##### DATA TO USE

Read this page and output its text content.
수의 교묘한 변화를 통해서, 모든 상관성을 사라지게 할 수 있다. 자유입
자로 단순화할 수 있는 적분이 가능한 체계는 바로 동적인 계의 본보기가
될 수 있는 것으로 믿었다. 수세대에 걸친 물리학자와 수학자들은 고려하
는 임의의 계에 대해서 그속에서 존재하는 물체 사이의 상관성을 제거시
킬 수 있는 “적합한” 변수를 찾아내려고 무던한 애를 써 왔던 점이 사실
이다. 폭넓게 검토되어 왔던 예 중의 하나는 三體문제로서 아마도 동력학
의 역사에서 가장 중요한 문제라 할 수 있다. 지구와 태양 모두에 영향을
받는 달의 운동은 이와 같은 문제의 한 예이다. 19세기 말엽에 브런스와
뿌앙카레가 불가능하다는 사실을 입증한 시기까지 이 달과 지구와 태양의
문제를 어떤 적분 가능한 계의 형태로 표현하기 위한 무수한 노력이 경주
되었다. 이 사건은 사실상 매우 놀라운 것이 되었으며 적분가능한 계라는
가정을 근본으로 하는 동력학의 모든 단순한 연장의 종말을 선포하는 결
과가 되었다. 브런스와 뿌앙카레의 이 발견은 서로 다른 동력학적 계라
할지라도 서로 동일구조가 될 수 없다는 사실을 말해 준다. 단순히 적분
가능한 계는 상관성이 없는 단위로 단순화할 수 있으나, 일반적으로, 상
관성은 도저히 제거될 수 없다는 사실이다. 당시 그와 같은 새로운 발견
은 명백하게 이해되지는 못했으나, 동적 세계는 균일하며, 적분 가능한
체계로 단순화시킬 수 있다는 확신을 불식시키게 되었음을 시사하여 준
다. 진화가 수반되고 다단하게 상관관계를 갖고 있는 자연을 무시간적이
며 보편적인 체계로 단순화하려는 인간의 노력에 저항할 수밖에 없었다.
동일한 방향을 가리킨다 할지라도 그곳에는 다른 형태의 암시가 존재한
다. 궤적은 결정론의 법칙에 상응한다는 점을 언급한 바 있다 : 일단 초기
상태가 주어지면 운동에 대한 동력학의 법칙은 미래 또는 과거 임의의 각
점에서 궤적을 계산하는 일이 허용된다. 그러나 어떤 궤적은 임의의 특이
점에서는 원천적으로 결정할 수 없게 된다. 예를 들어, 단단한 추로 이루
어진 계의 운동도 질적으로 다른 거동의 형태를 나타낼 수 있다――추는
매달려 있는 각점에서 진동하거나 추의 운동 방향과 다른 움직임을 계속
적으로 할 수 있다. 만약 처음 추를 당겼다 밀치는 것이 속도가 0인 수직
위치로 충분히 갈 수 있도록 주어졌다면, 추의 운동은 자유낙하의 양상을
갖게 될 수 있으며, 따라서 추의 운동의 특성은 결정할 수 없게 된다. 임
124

##########

### TASK PROMPT
Copy out the whole listing exactly; please set it all down.

### RESPONSE TO THE TASK
Read this page and output its text content.
수의 교묘한 변화를 통해서, 모든 상관성을 사라지게 할 수 있다. 자유입
자로 단순화할 수 있는 적분이 가능한 체계는 바로 동적인 계의 본보기가
될 수 있는 것으로 믿었다. 수세대에 걸친 물리학자와 수학자들은 고려하
는 임의의 계에 대해서 그속에서 존재하는 물체 사이의 상관성을 제거시
킬 수 있는 “적합한” 변수를 찾아내려고 무던한 애를 써 왔던 점이 사실
이다. 폭넓게 검토되어 왔던 예 중의 하나는 三體문제로서 아마도 동력학
의 역사에서 가장 중요한 문제라 할 수 있다. 지구와 태양 모두에 영향을
받는 달의 운동은 이와 같은 문제의 한 예이다. 19세기 말엽에 브런스와
뿌앙카레가 불가능하다는 사실을 입증한 시기까지 이 달과 지구와 태양의
문제를 어떤 적분 가능한 계의 형태로 표현하기 위한 무수한 노력이 경주
되었다. 이 사건은 사실상 매우 놀라운 것이 되었으며 적분가능한 계라는
가정을 근본으로 하는 동력학의 모든 단순한 연장의 종말을 선포하는 결
과가 되었다. 브런스와 뿌앙카레의 이 발견은 서로 다른 동력학적 계라
할지라도 서로 동일구조가 될 수 없다는 사실을 말해 준다. 단순히 적분
가능한 계는 상관성이 없는 단위로 단순화할 수 있으나, 일반적으로, 상
관성은 도저히 제거될 수 없다는 사실이다. 당시 그와 같은 새로운 발견
은 명백하게 이해되지는 못했으나, 동적 세계는 균일하며, 적분 가능한
체계로 단순화시킬 수 있다는 확신을 불식시키게 되었음을 시사하여 준
다. 진화가 수반되고 다단하게 상관관계를 갖고 있는 자연을 무시간적이
며 보편적인 체계로 단순화하려는 인간의 노력에 저항할 수밖에 없었다.
동일한 방향을 가리킨다 할지라도 그곳에는 다른 형태의 암시가 존재한
다. 궤적은 결정론의 법칙에 상응한다는 점을 언급한 바 있다 : 일단 초기
상태가 주어지면 운동에 대한 동력학의 법칙은 미래 또는 과거 임의의 각
점에서 궤적을 계산하는 일이 허용된다. 그러나 어떤 궤적은 임의의 특이
점에서는 원천적으로 결정할 수 없게 된다. 예를 들어, 단단한 추로 이루
어진 계의 운동도 질적으로 다른 거동의 형태를 나타낼 수 있다――추는
매달려 있는 각점에서 진동하거나 추의 운동 방향과 다른 움직임을 계속
적으로 할 수 있다. 만약 처음 추를 당겼다 밀치는 것이 속도가 0인 수직
위치로 충분히 갈 수 있도록 주어졌다면, 추의 운동은 자유낙하의 양상을
갖게 될 수 있으며, 따라서 추의 운동의 특성은 결정할 수 없게 된다. 임
124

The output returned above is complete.